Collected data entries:
###
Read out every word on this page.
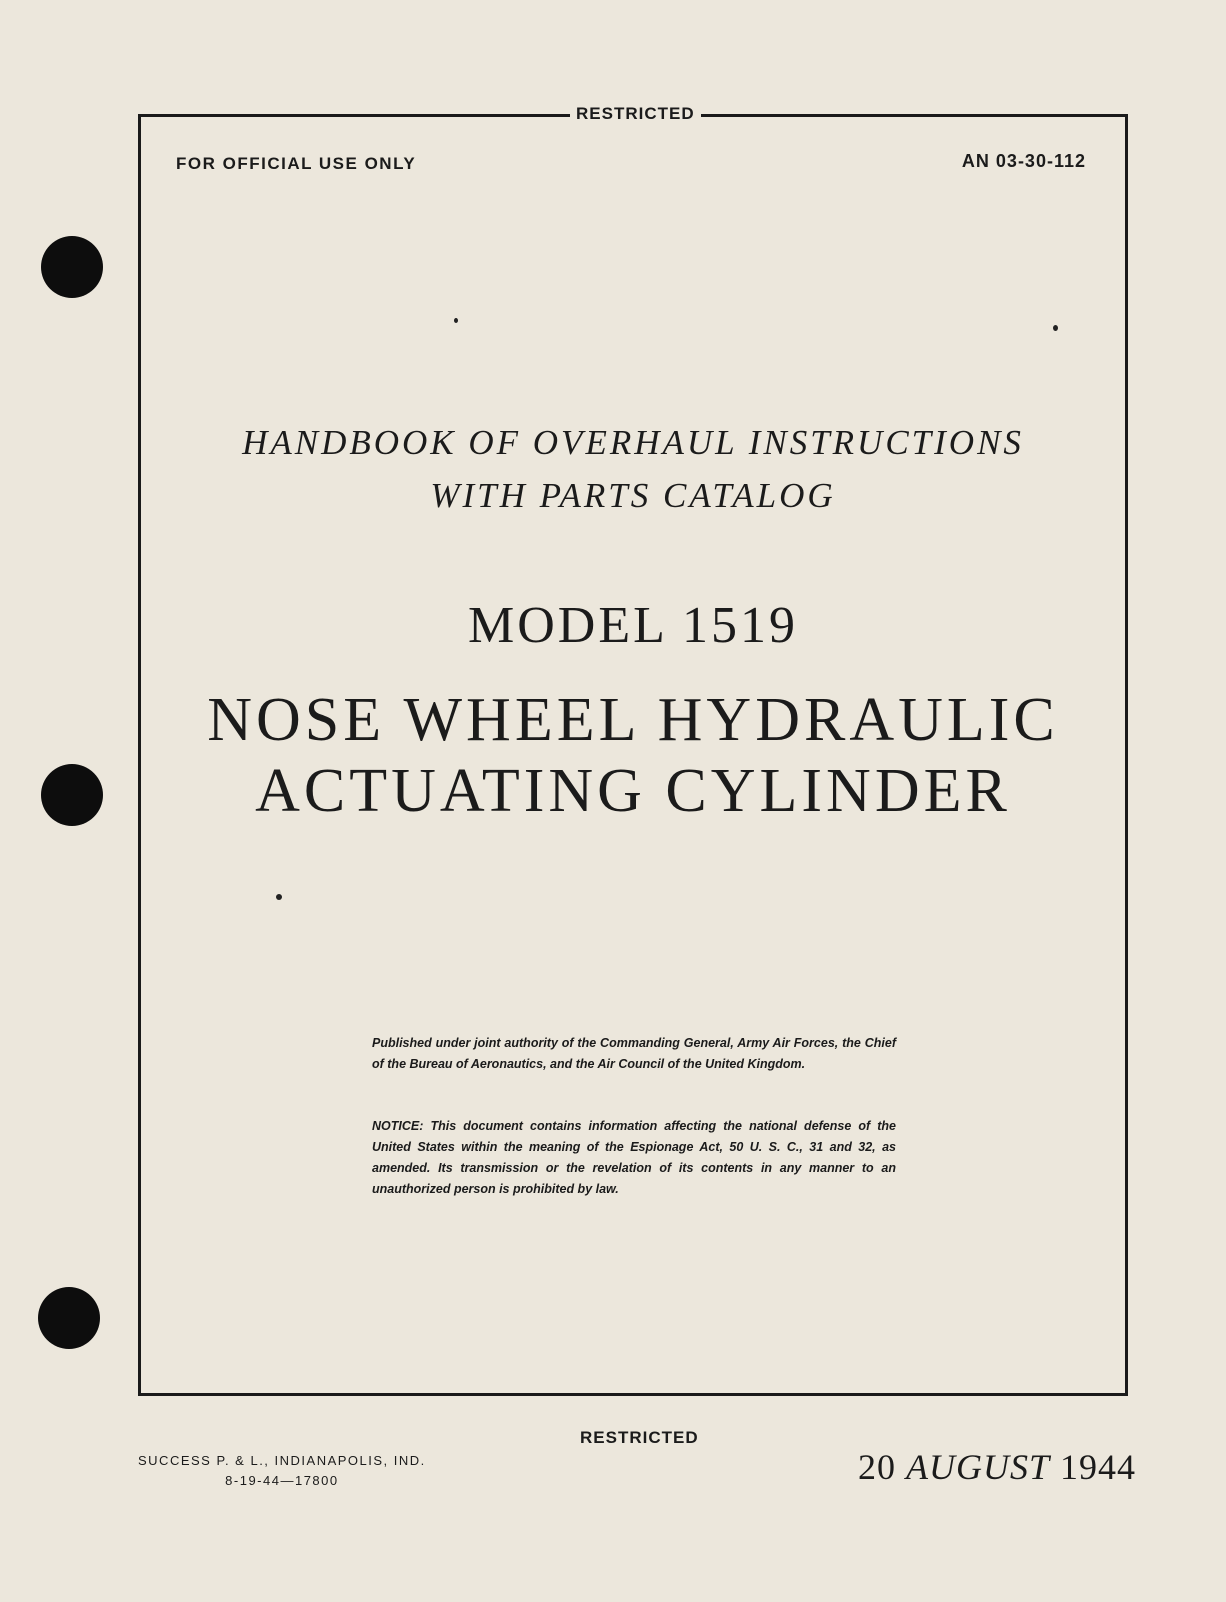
RESTRICTED
FOR OFFICIAL USE ONLY	AN 03-30-112
HANDBOOK OF OVERHAUL INSTRUCTIONS
WITH PARTS CATALOG
MODEL 1519
NOSE WHEEL HYDRAULIC
ACTUATING CYLINDER
Published under joint authority of the Commanding General, Army Air Forces, the Chief of the Bureau of Aeronautics, and the Air Council of the United Kingdom.
NOTICE: This document contains information affecting the national defense of the United States within the meaning of the Espionage Act, 50 U. S. C., 31 and 32, as amended. Its transmission or the revelation of its contents in any manner to an unauthorized person is prohibited by law.
RESTRICTED
SUCCESS P. & L., INDIANAPOLIS, IND.
8-19-44—17800	20 AUGUST 1944
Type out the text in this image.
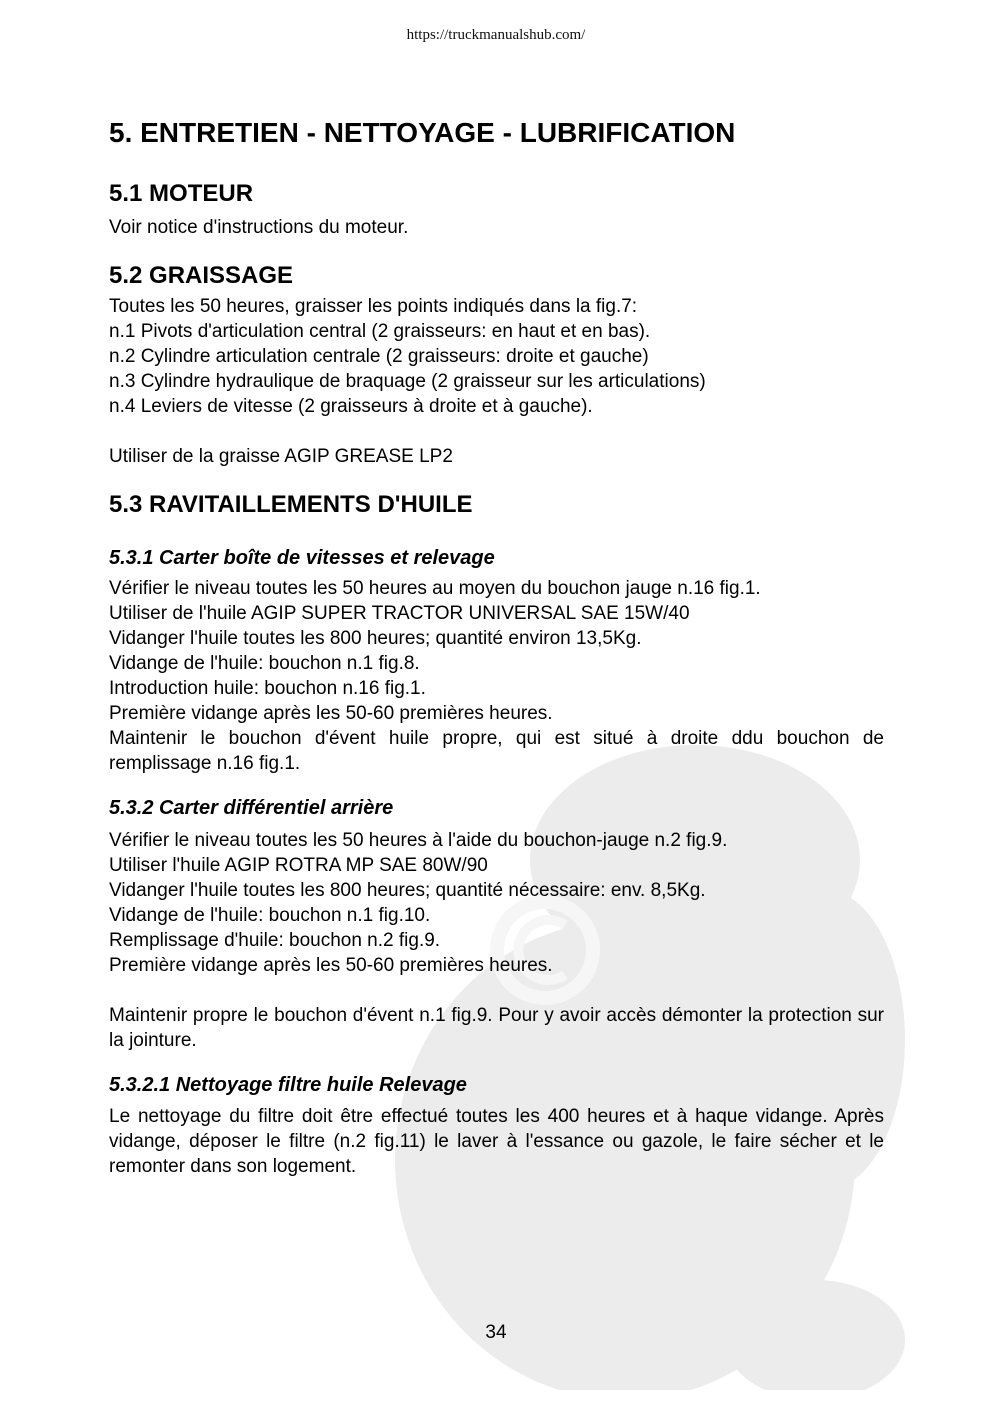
https://truckmanualshub.com/
5. ENTRETIEN - NETTOYAGE - LUBRIFICATION
5.1 MOTEUR
Voir notice d'instructions du moteur.
5.2 GRAISSAGE
Toutes les 50 heures, graisser les points indiqués dans la fig.7:
n.1 Pivots d'articulation central (2 graisseurs: en haut et en bas).
n.2 Cylindre articulation centrale (2 graisseurs: droite et gauche)
n.3 Cylindre hydraulique de braquage (2 graisseur sur les articulations)
n.4 Leviers de vitesse (2 graisseurs à droite et à gauche).
Utiliser de la graisse AGIP GREASE LP2
5.3 RAVITAILLEMENTS D'HUILE
5.3.1 Carter boîte de vitesses et relevage
Vérifier le niveau toutes les 50 heures au moyen du bouchon jauge n.16 fig.1.
Utiliser de l'huile AGIP SUPER TRACTOR UNIVERSAL SAE 15W/40
Vidanger l'huile toutes les 800 heures; quantité environ 13,5Kg.
Vidange de l'huile: bouchon n.1 fig.8.
Introduction huile: bouchon n.16 fig.1.
Première vidange après les 50-60 premières heures.

Maintenir le bouchon d'évent huile propre, qui est situé à droite ddu bouchon de remplissage n.16 fig.1.

5.3.2 Carter différentiel arrière
Vérifier le niveau toutes les 50 heures à l'aide du bouchon-jauge n.2 fig.9.
Utiliser l'huile AGIP ROTRA MP SAE 80W/90
Vidanger l'huile toutes les 800 heures; quantité nécessaire: env. 8,5Kg.
Vidange de l'huile: bouchon n.1 fig.10.
Remplissage d'huile: bouchon n.2 fig.9.
Première vidange après les 50-60 premières heures.

Maintenir propre le bouchon d'évent n.1 fig.9. Pour y avoir accès démonter la protection sur la jointure.

5.3.2.1 Nettoyage filtre huile Relevage

Le nettoyage du filtre doit être effectué toutes les 400 heures et à haque vidange. Après vidange, déposer le filtre (n.2 fig.11) le laver à l'essance ou gazole, le faire sécher et le remonter dans son logement.

34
###
__TASK TO CARRY OUT__
Without including any pictures, output all the entries above exactly.

__FULL RESPONSE__
Read out every word on this page.
RESTRICTED
FOR OFFICIAL USE ONLY	AN 03-30-112
HANDBOOK OF OVERHAUL INSTRUCTIONS
WITH PARTS CATALOG
MODEL 1519
NOSE WHEEL HYDRAULIC
ACTUATING CYLINDER
Published under joint authority of the Commanding General, Army Air Forces, the Chief of the Bureau of Aeronautics, and the Air Council of the United Kingdom.
NOTICE: This document contains information affecting the national defense of the United States within the meaning of the Espionage Act, 50 U. S. C., 31 and 32, as amended. Its transmission or the revelation of its contents in any manner to an unauthorized person is prohibited by law.
RESTRICTED
SUCCESS P. & L., INDIANAPOLIS, IND.
8-19-44—17800	20 AUGUST 1944
Type out the text in this image.
https://truckmanualshub.com/
5. ENTRETIEN - NETTOYAGE - LUBRIFICATION
5.1 MOTEUR
Voir notice d'instructions du moteur.
5.2 GRAISSAGE
Toutes les 50 heures, graisser les points indiqués dans la fig.7:
n.1 Pivots d'articulation central (2 graisseurs: en haut et en bas).
n.2 Cylindre articulation centrale (2 graisseurs: droite et gauche)
n.3 Cylindre hydraulique de braquage (2 graisseur sur les articulations)
n.4 Leviers de vitesse (2 graisseurs à droite et à gauche).
Utiliser de la graisse AGIP GREASE LP2
5.3 RAVITAILLEMENTS D'HUILE
5.3.1 Carter boîte de vitesses et relevage
Vérifier le niveau toutes les 50 heures au moyen du bouchon jauge n.16 fig.1.
Utiliser de l'huile AGIP SUPER TRACTOR UNIVERSAL SAE 15W/40
Vidanger l'huile toutes les 800 heures; quantité environ 13,5Kg.
Vidange de l'huile: bouchon n.1 fig.8.
Introduction huile: bouchon n.16 fig.1.
Première vidange après les 50-60 premières heures.

Maintenir le bouchon d'évent huile propre, qui est situé à droite ddu bouchon de remplissage n.16 fig.1.

5.3.2 Carter différentiel arrière
Vérifier le niveau toutes les 50 heures à l'aide du bouchon-jauge n.2 fig.9.
Utiliser l'huile AGIP ROTRA MP SAE 80W/90
Vidanger l'huile toutes les 800 heures; quantité nécessaire: env. 8,5Kg.
Vidange de l'huile: bouchon n.1 fig.10.
Remplissage d'huile: bouchon n.2 fig.9.
Première vidange après les 50-60 premières heures.

Maintenir propre le bouchon d'évent n.1 fig.9. Pour y avoir accès démonter la protection sur la jointure.

5.3.2.1 Nettoyage filtre huile Relevage

Le nettoyage du filtre doit être effectué toutes les 400 heures et à haque vidange. Après vidange, déposer le filtre (n.2 fig.11) le laver à l'essance ou gazole, le faire sécher et le remonter dans son logement.

34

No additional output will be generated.